▸ **Short problem**: Write out all of the entries exactly as given.

>> Start Data shown

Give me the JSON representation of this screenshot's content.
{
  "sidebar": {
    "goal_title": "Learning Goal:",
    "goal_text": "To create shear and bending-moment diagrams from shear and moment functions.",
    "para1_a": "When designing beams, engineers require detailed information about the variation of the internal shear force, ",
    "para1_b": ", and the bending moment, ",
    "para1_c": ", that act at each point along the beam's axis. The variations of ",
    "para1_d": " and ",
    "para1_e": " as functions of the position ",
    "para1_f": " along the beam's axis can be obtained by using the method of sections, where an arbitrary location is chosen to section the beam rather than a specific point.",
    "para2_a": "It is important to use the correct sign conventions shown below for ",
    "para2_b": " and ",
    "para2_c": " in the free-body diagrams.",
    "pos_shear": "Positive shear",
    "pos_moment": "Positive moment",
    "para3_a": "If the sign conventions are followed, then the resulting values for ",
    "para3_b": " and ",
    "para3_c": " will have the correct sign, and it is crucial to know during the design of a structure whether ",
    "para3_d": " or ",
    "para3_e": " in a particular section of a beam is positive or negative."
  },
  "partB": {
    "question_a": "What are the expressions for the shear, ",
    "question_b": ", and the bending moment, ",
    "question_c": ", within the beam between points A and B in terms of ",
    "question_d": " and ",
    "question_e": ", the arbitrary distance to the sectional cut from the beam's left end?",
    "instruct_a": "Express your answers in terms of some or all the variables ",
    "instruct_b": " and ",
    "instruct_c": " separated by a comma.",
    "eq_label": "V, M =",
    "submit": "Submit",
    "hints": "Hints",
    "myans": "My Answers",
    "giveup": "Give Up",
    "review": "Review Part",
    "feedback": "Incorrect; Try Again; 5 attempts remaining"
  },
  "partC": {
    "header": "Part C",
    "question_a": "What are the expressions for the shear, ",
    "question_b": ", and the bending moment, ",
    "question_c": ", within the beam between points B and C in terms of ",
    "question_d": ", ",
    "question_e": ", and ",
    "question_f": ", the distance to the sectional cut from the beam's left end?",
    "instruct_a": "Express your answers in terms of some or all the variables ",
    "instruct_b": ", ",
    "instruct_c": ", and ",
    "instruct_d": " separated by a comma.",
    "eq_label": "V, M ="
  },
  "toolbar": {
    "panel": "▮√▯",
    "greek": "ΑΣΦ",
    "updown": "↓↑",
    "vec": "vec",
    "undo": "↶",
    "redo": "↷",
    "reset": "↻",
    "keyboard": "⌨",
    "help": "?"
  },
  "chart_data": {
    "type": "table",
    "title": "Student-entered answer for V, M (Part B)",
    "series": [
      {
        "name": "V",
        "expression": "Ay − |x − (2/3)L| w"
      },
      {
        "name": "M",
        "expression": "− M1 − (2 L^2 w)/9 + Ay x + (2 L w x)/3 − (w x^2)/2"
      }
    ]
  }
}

>> End Data shown

▸ **Output**:
Give me the JSON representation of this screenshot's content.
{
  "sidebar": {
    "goal_title": "Learning Goal:",
    "goal_text": "To create shear and bending-moment diagrams from shear and moment functions.",
    "para1_a": "When designing beams, engineers require detailed information about the variation of the internal shear force, ",
    "para1_b": ", and the bending moment, ",
    "para1_c": ", that act at each point along the beam's axis. The variations of ",
    "para1_d": " and ",
    "para1_e": " as functions of the position ",
    "para1_f": " along the beam's axis can be obtained by using the method of sections, where an arbitrary location is chosen to section the beam rather than a specific point.",
    "para2_a": "It is important to use the correct sign conventions shown below for ",
    "para2_b": " and ",
    "para2_c": " in the free-body diagrams.",
    "pos_shear": "Positive shear",
    "pos_moment": "Positive moment",
    "para3_a": "If the sign conventions are followed, then the resulting values for ",
    "para3_b": " and ",
    "para3_c": " will have the correct sign, and it is crucial to know during the design of a structure whether ",
    "para3_d": " or ",
    "para3_e": " in a particular section of a beam is positive or negative."
  },
  "partB": {
    "question_a": "What are the expressions for the shear, ",
    "question_b": ", and the bending moment, ",
    "question_c": ", within the beam between points A and B in terms of ",
    "question_d": " and ",
    "question_e": ", the arbitrary distance to the sectional cut from the beam's left end?",
    "instruct_a": "Express your answers in terms of some or all the variables ",
    "instruct_b": " and ",
    "instruct_c": " separated by a comma.",
    "eq_label": "V, M =",
    "submit": "Submit",
    "hints": "Hints",
    "myans": "My Answers",
    "giveup": "Give Up",
    "review": "Review Part",
    "feedback": "Incorrect; Try Again; 5 attempts remaining"
  },
  "partC": {
    "header": "Part C",
    "question_a": "What are the expressions for the shear, ",
    "question_b": ", and the bending moment, ",
    "question_c": ", within the beam between points B and C in terms of ",
    "question_d": ", ",
    "question_e": ", and ",
    "question_f": ", the distance to the sectional cut from the beam's left end?",
    "instruct_a": "Express your answers in terms of some or all the variables ",
    "instruct_b": ", ",
    "instruct_c": ", and ",
    "instruct_d": " separated by a comma.",
    "eq_label": "V, M ="
  },
  "toolbar": {
    "panel": "▮√▯",
    "greek": "ΑΣΦ",
    "updown": "↓↑",
    "vec": "vec",
    "undo": "↶",
    "redo": "↷",
    "reset": "↻",
    "keyboard": "⌨",
    "help": "?"
  },
  "chart_data": {
    "type": "table",
    "title": "Student-entered answer for V, M (Part B)",
    "series": [
      {
        "name": "V",
        "expression": "Ay − |x − (2/3)L| w"
      },
      {
        "name": "M",
        "expression": "− M1 − (2 L^2 w)/9 + Ay x + (2 L w x)/3 − (w x^2)/2"
      }
    ]
  }
}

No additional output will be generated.